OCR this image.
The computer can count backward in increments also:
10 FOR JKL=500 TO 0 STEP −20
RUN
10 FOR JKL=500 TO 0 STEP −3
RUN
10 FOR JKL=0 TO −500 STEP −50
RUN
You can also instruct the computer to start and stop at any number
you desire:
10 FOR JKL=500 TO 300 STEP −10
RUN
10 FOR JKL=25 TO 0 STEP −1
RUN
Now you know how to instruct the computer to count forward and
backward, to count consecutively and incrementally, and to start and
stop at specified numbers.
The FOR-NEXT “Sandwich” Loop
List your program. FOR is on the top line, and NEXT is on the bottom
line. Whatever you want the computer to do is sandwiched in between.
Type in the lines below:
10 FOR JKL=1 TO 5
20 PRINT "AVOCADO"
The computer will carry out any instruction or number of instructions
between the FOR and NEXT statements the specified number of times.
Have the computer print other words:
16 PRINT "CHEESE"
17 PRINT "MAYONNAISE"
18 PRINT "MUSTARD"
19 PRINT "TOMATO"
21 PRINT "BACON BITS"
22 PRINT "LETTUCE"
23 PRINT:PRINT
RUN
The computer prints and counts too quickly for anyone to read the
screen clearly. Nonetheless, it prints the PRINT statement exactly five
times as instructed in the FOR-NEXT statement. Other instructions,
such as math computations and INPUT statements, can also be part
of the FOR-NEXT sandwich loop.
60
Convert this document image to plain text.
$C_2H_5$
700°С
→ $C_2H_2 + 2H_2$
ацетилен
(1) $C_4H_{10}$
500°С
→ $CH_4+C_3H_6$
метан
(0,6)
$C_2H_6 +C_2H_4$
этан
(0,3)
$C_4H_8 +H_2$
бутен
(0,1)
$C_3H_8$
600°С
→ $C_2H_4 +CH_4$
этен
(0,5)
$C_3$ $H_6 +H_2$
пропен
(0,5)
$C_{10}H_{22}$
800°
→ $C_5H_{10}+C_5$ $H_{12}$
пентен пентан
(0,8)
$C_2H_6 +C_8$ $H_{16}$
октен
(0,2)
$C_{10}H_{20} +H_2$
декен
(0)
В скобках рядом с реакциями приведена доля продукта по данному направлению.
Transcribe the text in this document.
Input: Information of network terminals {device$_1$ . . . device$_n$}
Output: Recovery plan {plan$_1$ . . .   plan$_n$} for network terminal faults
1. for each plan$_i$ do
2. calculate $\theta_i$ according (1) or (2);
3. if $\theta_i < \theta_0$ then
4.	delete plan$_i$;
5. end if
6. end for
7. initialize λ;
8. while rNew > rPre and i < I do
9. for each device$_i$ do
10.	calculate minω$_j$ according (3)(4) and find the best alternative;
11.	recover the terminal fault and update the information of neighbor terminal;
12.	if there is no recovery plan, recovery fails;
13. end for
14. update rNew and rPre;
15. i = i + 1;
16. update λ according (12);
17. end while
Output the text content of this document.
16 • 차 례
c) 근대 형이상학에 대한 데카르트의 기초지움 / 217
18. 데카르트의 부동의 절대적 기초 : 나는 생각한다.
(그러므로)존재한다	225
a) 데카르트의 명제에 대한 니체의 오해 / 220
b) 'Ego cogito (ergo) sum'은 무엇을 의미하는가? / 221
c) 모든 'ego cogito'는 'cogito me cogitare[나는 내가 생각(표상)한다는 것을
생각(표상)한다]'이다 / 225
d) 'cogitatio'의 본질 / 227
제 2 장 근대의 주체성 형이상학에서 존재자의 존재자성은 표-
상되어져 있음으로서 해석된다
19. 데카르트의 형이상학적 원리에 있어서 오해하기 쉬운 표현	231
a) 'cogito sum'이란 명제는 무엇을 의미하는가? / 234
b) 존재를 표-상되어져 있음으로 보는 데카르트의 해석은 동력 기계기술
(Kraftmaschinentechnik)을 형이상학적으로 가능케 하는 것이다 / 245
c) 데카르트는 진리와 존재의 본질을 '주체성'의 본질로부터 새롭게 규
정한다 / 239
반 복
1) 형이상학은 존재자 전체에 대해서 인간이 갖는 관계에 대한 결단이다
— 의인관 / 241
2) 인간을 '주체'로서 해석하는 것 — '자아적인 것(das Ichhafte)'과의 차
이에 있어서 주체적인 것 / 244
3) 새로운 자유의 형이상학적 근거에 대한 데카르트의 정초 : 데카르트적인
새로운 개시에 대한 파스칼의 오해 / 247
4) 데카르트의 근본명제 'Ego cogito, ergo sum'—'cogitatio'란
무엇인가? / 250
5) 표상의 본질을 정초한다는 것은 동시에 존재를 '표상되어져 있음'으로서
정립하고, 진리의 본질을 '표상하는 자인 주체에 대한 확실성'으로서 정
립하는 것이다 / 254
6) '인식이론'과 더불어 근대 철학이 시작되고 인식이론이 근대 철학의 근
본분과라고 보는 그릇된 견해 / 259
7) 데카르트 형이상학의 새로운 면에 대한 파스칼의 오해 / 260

REQUIREMENTS
Look through the entries and find each line that has the string "NEXT". Copy those lines.

TASK OUTPUT
The FOR-NEXT “Sandwich” Loop
List your program. FOR is on the top line, and NEXT is on the bottom
between the FOR and NEXT statements the specified number of times.
times as instructed in the FOR-NEXT statement. Other instructions,
of the FOR-NEXT sandwich loop.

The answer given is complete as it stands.